• DATASET EXTRACT:
=======

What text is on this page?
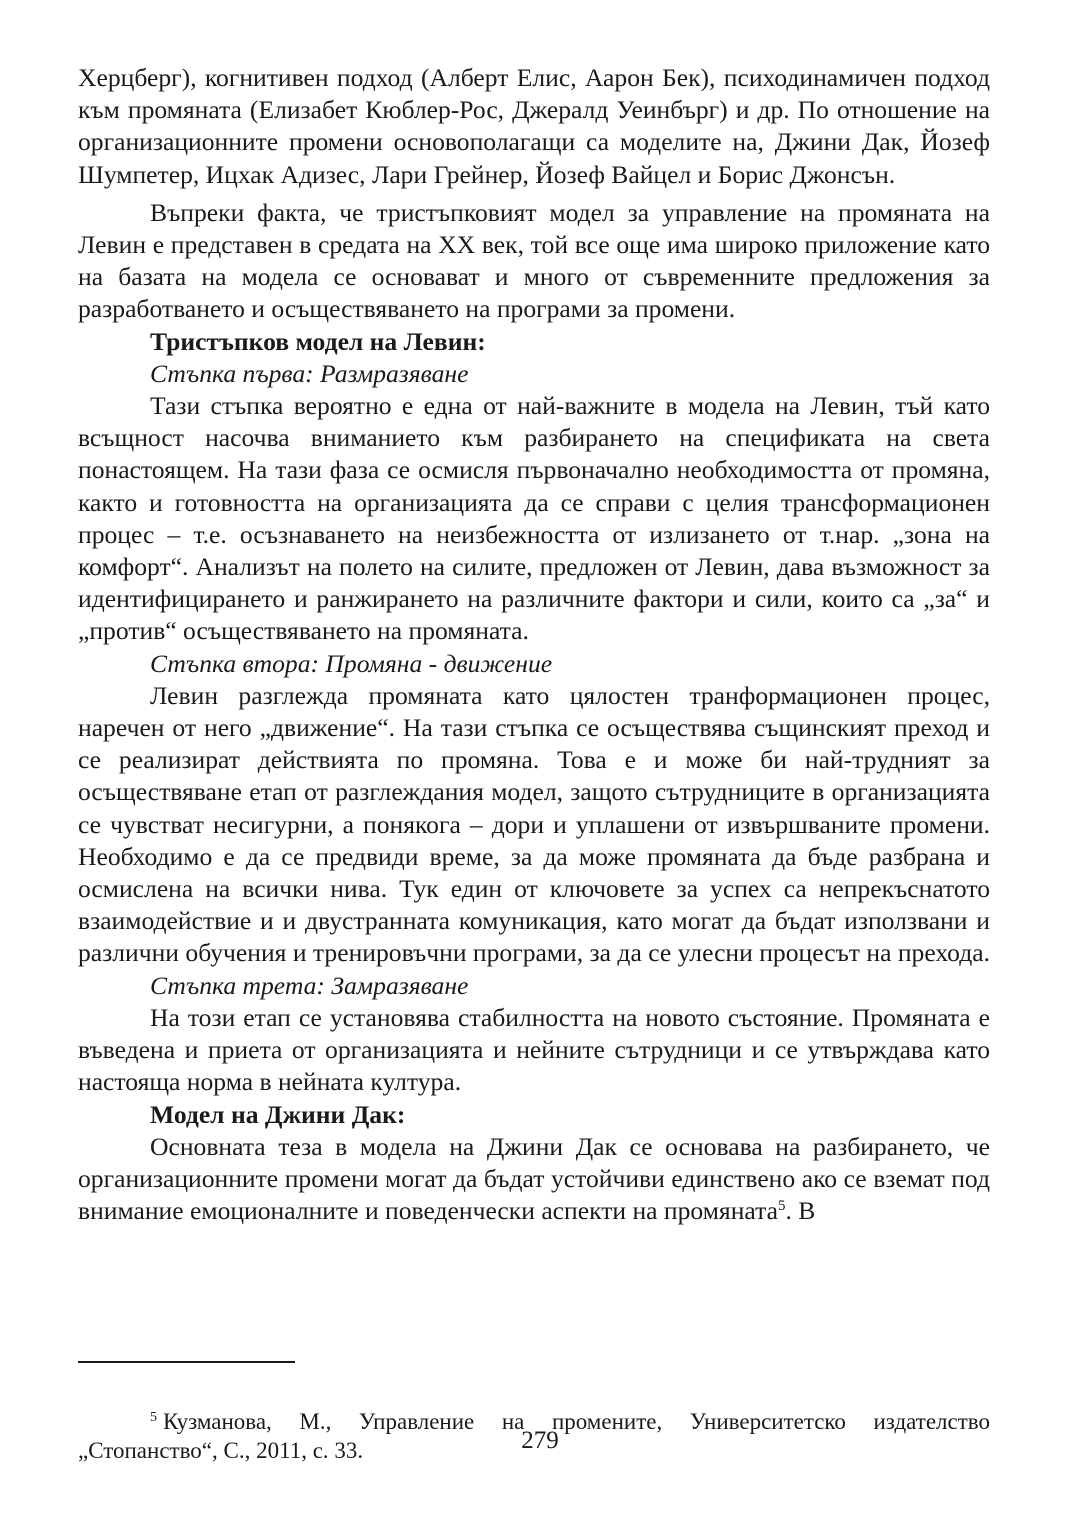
Херцберг), когнитивен подход (Алберт Елис, Аарон Бек), психодинамичен подход към промяната (Елизабет Кюблер-Рос, Джералд Уеинбърг) и др. По отношение на организационните промени основополагащи са моделите на, Джини Дак, Йозеф Шумпетер, Ицхак Адизес, Лари Грейнер, Йозеф Вайцел и Борис Джонсън.

Въпреки факта, че тристъпковият модел за управление на промяната на Левин е представен в средата на XX век, той все още има широко приложение като на базата на модела се основават и много от съвременните предложения за разработването и осъществяването на програми за промени.

Тристъпков модел на Левин:

Стъпка първа: Размразяване

Тази стъпка вероятно е една от най-важните в модела на Левин, тъй като всъщност насочва вниманието към разбирането на спецификата на света понастоящем. На тази фаза се осмисля първоначално необходимостта от промяна, както и готовността на организацията да се справи с целия трансформационен процес – т.е. осъзнаването на неизбежността от излизането от т.нар. „зона на комфорт“. Анализът на полето на силите, предложен от Левин, дава възможност за идентифицирането и ранжирането на различните фактори и сили, които са „за“ и „против“ осъществяването на промяната.

Стъпка втора: Промяна - движение

Левин разглежда промяната като цялостен транформационен процес, наречен от него „движение“. На тази стъпка се осъществява същинският преход и се реализират действията по промяна. Това е и може би най-трудният за осъществяване етап от разглеждания модел, защото сътрудниците в организацията се чувстват несигурни, а понякога – дори и уплашени от извършваните промени. Необходимо е да се предвиди време, за да може промяната да бъде разбрана и осмислена на всички нива. Тук един от ключовете за успех са непрекъснатото взаимодействие и и двустранната комуникация, като могат да бъдат използвани и различни обучения и тренировъчни програми, за да се улесни процесът на прехода.

Стъпка трета: Замразяване

На този етап се установява стабилността на новото състояние. Промяната е въведена и приета от организацията и нейните сътрудници и се утвърждава като настояща норма в нейната култура.

Модел на Джини Дак:

Основната теза в модела на Джини Дак се основава на разбирането, че организационните промени могат да бъдат устойчиви единствено ако се вземат под внимание емоционалните и поведенчески аспекти на промяната$^5$. В

$^5$ Кузманова, М., Управление на промените, Университетско издателство „Стопанство“, С., 2011, с. 33.	279
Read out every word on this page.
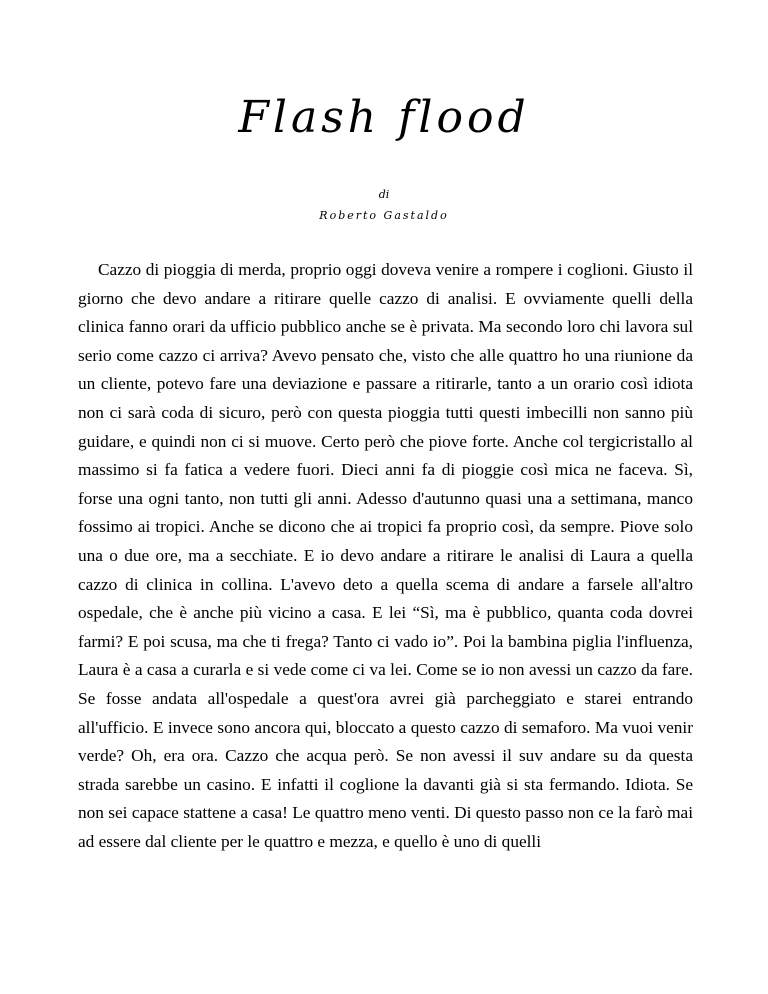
Flash flood
di
Roberto Gastaldo

Cazzo di pioggia di merda, proprio oggi doveva venire a rompere i coglioni. Giusto il giorno che devo andare a ritirare quelle cazzo di analisi. E ovviamente quelli della clinica fanno orari da ufficio pubblico anche se è privata. Ma secondo loro chi lavora sul serio come cazzo ci arriva? Avevo pensato che, visto che alle quattro ho una riunione da un cliente, potevo fare una deviazione e passare a ritirarle, tanto a un orario così idiota non ci sarà coda di sicuro, però con questa pioggia tutti questi imbecilli non sanno più guidare, e quindi non ci si muove. Certo però che piove forte. Anche col tergicristallo al massimo si fa fatica a vedere fuori. Dieci anni fa di pioggie così mica ne faceva. Sì, forse una ogni tanto, non tutti gli anni. Adesso d'autunno quasi una a settimana, manco fossimo ai tropici. Anche se dicono che ai tropici fa proprio così, da sempre. Piove solo una o due ore, ma a secchiate. E io devo andare a ritirare le analisi di Laura a quella cazzo di clinica in collina. L'avevo deto a quella scema di andare a farsele all'altro ospedale, che è anche più vicino a casa. E lei “Sì, ma è pubblico, quanta coda dovrei farmi? E poi scusa, ma che ti frega? Tanto ci vado io”. Poi la bambina piglia l'influenza, Laura è a casa a curarla e si vede come ci va lei. Come se io non avessi un cazzo da fare. Se fosse andata all'ospedale a quest'ora avrei già parcheggiato e starei entrando all'ufficio. E invece sono ancora qui, bloccato a questo cazzo di semaforo. Ma vuoi venir verde? Oh, era ora. Cazzo che acqua però. Se non avessi il suv andare su da questa strada sarebbe un casino. E infatti il coglione la davanti già si sta fermando. Idiota. Se non sei capace stattene a casa! Le quattro meno venti. Di questo passo non ce la farò mai ad essere dal cliente per le quattro e mezza, e quello è uno di quelli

=======

• YOUR OBJECTIVE: Check each line above for the word "page", and copy the lines where it appears.

• CORRECT OUTPUT:
What text is on this page?
Read out every word on this page.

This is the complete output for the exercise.